Aim of the task:
Track down each line that has the word "xlabel" and copy it.

Records for this exercise:
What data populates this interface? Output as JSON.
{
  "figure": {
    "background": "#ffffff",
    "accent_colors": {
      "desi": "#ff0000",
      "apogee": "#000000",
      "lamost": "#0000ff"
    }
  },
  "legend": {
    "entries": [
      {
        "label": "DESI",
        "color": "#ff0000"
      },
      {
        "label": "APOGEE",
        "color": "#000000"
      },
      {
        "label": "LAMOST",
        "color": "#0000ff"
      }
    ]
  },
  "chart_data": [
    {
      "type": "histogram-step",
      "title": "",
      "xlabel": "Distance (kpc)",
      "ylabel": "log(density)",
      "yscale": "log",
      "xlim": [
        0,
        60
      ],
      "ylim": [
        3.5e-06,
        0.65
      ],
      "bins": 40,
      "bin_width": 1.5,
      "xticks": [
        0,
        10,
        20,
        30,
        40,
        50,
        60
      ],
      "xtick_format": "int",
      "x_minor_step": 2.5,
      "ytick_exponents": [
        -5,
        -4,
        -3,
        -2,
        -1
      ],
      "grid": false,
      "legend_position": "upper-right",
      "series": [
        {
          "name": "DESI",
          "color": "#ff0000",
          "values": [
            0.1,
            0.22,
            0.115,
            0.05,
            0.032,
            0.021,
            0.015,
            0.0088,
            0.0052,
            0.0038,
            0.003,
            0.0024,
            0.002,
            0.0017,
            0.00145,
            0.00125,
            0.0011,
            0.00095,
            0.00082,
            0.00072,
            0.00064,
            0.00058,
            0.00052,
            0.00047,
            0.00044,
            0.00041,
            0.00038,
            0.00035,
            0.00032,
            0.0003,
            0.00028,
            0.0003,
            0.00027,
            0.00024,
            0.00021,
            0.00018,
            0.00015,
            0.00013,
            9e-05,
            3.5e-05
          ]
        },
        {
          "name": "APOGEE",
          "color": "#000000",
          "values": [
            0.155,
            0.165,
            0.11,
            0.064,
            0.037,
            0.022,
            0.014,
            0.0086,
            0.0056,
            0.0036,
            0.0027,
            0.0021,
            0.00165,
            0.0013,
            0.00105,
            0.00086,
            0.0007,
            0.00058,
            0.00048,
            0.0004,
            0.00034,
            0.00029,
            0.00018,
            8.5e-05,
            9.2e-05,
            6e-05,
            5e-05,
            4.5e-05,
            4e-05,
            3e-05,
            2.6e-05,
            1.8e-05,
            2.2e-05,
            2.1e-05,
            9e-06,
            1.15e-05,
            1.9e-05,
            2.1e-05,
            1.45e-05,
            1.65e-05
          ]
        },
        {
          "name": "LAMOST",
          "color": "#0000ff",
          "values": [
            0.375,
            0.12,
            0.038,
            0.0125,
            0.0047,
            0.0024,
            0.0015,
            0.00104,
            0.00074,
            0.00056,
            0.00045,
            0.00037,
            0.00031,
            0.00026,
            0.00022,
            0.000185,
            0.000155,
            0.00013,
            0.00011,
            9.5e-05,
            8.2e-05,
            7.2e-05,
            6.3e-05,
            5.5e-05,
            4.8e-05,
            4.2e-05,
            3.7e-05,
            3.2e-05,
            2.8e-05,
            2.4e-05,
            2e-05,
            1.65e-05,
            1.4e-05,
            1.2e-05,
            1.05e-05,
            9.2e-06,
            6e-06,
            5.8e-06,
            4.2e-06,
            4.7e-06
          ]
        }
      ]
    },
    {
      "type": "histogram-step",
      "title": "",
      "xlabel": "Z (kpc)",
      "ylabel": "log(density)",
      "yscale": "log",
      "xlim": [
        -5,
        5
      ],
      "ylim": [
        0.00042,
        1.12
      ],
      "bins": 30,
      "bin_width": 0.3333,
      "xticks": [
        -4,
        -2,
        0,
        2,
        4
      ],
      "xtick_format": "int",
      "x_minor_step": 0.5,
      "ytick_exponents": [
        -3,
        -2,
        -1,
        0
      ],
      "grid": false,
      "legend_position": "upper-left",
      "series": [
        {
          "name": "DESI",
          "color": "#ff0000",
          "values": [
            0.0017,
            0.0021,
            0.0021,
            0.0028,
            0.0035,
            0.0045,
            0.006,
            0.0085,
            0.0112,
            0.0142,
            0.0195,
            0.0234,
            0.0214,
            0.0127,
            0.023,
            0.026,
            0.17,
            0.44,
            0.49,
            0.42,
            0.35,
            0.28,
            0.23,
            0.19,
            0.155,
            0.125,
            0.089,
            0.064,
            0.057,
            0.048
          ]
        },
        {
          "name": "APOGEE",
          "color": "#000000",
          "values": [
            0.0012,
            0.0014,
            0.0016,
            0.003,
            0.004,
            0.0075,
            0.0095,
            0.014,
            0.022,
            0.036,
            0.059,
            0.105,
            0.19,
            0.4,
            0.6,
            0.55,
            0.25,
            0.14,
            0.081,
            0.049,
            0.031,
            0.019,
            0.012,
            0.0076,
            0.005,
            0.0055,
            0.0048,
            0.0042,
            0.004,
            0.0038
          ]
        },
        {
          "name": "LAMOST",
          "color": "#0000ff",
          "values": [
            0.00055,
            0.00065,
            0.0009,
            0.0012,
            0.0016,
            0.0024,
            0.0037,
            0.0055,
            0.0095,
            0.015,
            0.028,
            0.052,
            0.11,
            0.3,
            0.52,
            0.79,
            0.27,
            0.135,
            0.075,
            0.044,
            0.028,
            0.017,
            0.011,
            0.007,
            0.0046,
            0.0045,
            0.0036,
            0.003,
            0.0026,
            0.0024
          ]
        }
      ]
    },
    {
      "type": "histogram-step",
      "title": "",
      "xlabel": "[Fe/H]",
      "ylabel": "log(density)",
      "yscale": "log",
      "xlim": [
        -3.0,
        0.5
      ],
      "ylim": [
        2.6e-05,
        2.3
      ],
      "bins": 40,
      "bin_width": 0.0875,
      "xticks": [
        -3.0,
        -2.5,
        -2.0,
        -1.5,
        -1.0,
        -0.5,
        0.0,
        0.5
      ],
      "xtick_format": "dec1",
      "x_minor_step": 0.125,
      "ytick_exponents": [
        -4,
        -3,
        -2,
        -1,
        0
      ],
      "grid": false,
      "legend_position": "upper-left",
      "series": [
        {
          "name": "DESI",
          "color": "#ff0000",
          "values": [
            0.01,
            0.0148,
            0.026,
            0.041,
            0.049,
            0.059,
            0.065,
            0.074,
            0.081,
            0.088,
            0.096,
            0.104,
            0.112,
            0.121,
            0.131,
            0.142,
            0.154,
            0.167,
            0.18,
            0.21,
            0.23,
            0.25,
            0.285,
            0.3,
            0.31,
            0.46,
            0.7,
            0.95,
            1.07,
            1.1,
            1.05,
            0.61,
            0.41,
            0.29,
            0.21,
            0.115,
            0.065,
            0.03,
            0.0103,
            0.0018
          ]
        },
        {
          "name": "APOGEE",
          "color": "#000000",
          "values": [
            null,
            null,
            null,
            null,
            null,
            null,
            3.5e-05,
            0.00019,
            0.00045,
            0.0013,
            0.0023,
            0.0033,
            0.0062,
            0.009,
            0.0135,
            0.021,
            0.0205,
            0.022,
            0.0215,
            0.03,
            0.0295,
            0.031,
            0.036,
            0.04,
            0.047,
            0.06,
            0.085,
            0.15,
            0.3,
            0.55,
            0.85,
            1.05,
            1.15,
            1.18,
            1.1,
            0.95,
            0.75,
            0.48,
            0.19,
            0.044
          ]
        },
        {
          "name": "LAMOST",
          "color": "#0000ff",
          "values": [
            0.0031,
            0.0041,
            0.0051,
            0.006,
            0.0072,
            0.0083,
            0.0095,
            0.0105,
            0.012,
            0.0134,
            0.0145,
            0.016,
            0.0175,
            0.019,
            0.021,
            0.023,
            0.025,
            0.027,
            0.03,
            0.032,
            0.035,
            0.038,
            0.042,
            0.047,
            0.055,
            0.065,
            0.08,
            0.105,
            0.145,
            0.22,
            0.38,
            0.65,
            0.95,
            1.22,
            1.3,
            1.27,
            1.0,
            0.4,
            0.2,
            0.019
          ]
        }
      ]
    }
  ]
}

Solution below:
      "xlabel": "Distance (kpc)",
      "xlabel": "Z (kpc)",
      "xlabel": "[Fe/H]",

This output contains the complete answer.